:: Aim of the exercise ::
Copy every line of the listing that holds the string "Require".

Recorded data
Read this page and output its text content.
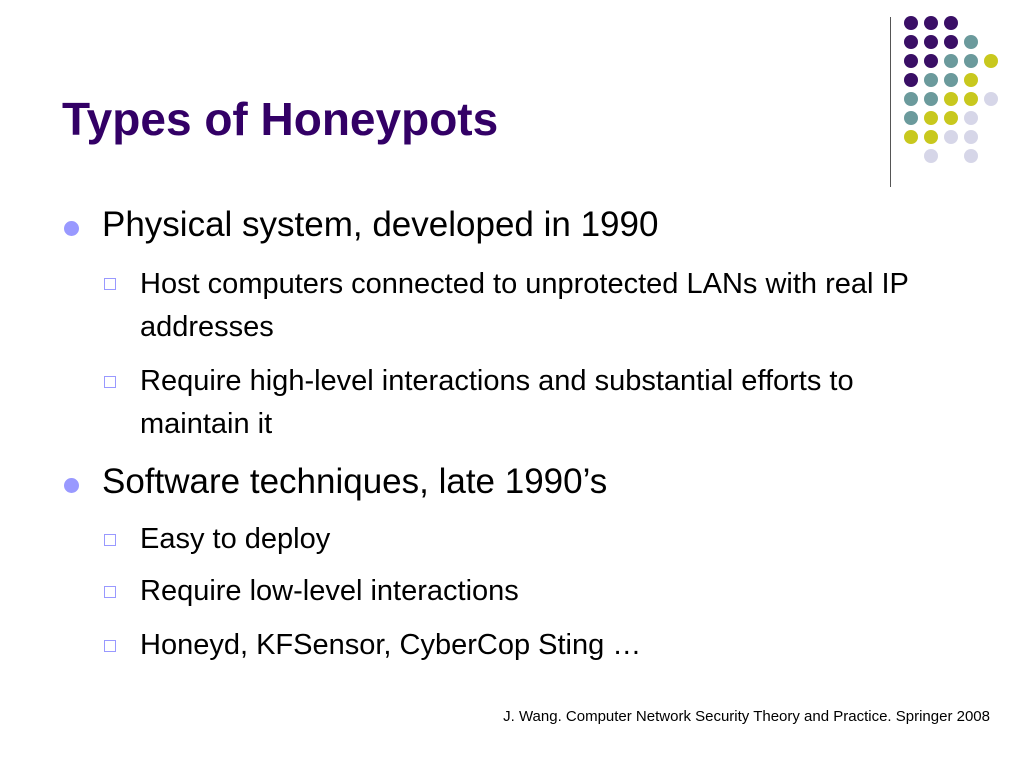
Types of Honeypots
Physical system, developed in 1990
Host computers connected to unprotected LANs with real IP addresses
Require high-level interactions and substantial efforts to maintain it
Software techniques, late 1990’s
Easy to deploy
Require low-level interactions
Honeyd, KFSensor, CyberCop Sting …
J. Wang. Computer Network Security Theory and Practice. Springer 2008
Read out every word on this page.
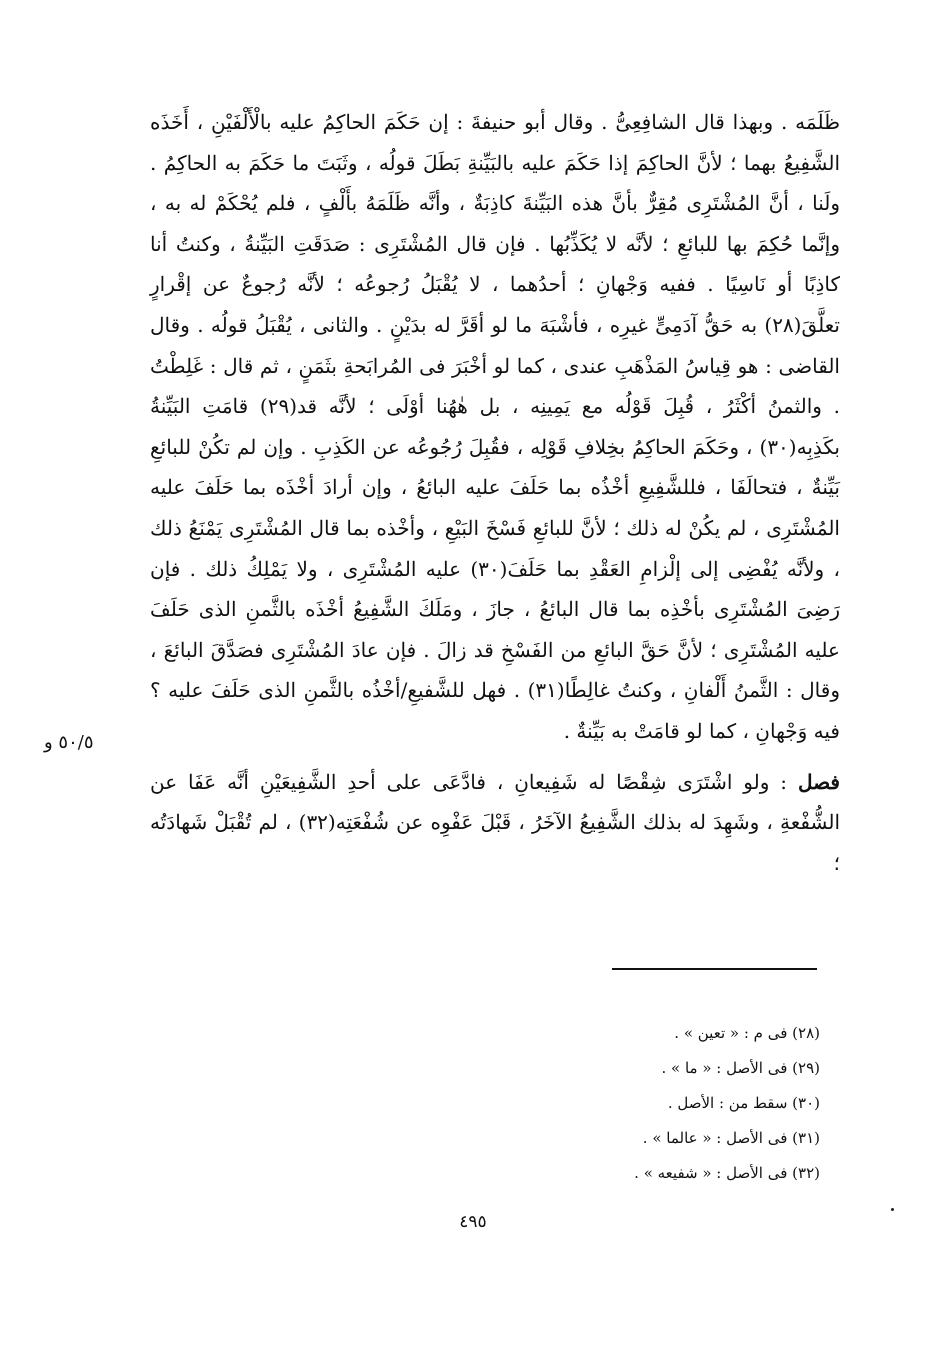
ظَلَمَه . وبهذا قال الشافِعِىُّ . وقال أبو حنيفةَ : إن حَكَمَ الحاكِمُ عليه بالْأَلْفَيْنِ ، أَخَذَه الشَّفِيعُ بهما ؛ لأنَّ الحاكِمَ إذا حَكَمَ عليه بالبَيِّنةِ بَطَلَ قولُه ، وثَبَتَ ما حَكَمَ به الحاكِمُ . ولَنا ، أنَّ المُشْتَرِى مُقِرٌّ بأنَّ هذه البَيِّنةَ كاذِبَةٌ ، وأنَّه ظَلَمَهُ بأَلْفٍ ، فلم يُحْكَمْ له به ، وإنَّما حُكِمَ بها للبائعِ ؛ لأنَّه لا يُكَذِّبُها . فإن قال المُشْتَرِى : صَدَقَتِ البَيِّنةُ ، وكنتُ أنا كاذِبًا أو نَاسِيًا . ففيه وَجْهانِ ؛ أحدُهما ، لا يُقْبَلُ رُجوعُه ؛ لأنَّه رُجوعٌ عن إقْرارٍ تعلَّقَ(٢٨) به حَقُّ آدَمِىٍّ غيرِه ، فأشْبَهَ ما لو أقَرَّ له بدَيْنٍ . والثانى ، يُقْبَلُ قولُه . وقال القاضى : هو قِياسُ المَذْهَبِ عندى ، كما لو أخْبَرَ فى المُرابَحةِ بثَمَنٍ ، ثم قال : غَلِطْتُ . والثمنُ أكْثَرُ ، قُبِلَ قَوْلُه مع يَمِينِه ، بل هٰهُنا أوْلَى ؛ لأنَّه قد(٢٩) قامَتِ البَيِّنةُ بكَذِبِه(٣٠) ، وحَكَمَ الحاكِمُ بخِلافِ قَوْلِه ، فقُبِلَ رُجُوعُه عن الكَذِبِ . وإن لم تكُنْ للبائعِ بَيِّنةٌ ، فتحالَفَا ، فللشَّفِيعِ أخْذُه بما حَلَفَ عليه البائعُ ، وإن أرادَ أخْذَه بما حَلَفَ عليه المُشْتَرِى ، لم يكُنْ له ذلك ؛ لأنَّ للبائعِ فَسْخَ البَيْعِ ، وأخْذه بما قال المُشْتَرِى يَمْنَعُ ذلك ، ولأنَّه يُفْضِى إلى إلْزامِ العَقْدِ بما حَلَفَ(٣٠) عليه المُشْتَرِى ، ولا يَمْلِكُ ذلك . فإن رَضِىَ المُشْتَرِى بأخْذِه بما قال البائعُ ، جازَ ، ومَلَكَ الشَّفِيعُ أخْذَه بالثَّمنِ الذى حَلَفَ عليه المُشْتَرِى ؛ لأنَّ حَقَّ البائعِ من الفَسْخِ قد زالَ . فإن عادَ المُشْتَرِى فصَدَّقَ البائعَ ، وقال : الثَّمنُ أَلْفانِ ، وكنتُ غالِطًا(٣١) . فهل للشَّفيعِ/أخْذُه بالثَّمنِ الذى حَلَفَ عليه ؟ فيه وَجْهانِ ، كما لو قامَتْ به بَيِّنةٌ .

فصل : ولو اشْتَرَى شِقْصًا له شَفِيعانِ ، فادَّعَى على أحدِ الشَّفِيعَيْنِ أنَّه عَفَا عن الشُّفْعةِ ، وشَهِدَ له بذلك الشَّفِيعُ الآخَرُ ، قَبْلَ عَفْوِه عن شُفْعَتِه(٣٢) ، لم تُقْبَلْ شَهادَتُه ؛

٥٠/٥ و
(٢٨) فى م : « تعين » .
(٢٩) فى الأصل : « ما » .
(٣٠) سقط من : الأصل .
(٣١) فى الأصل : « عالما » .
(٣٢) فى الأصل : « شفيعه » .
٤٩٥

:: Output for this exercise ::
Require high-level interactions and substantial efforts to maintain it
Require low-level interactions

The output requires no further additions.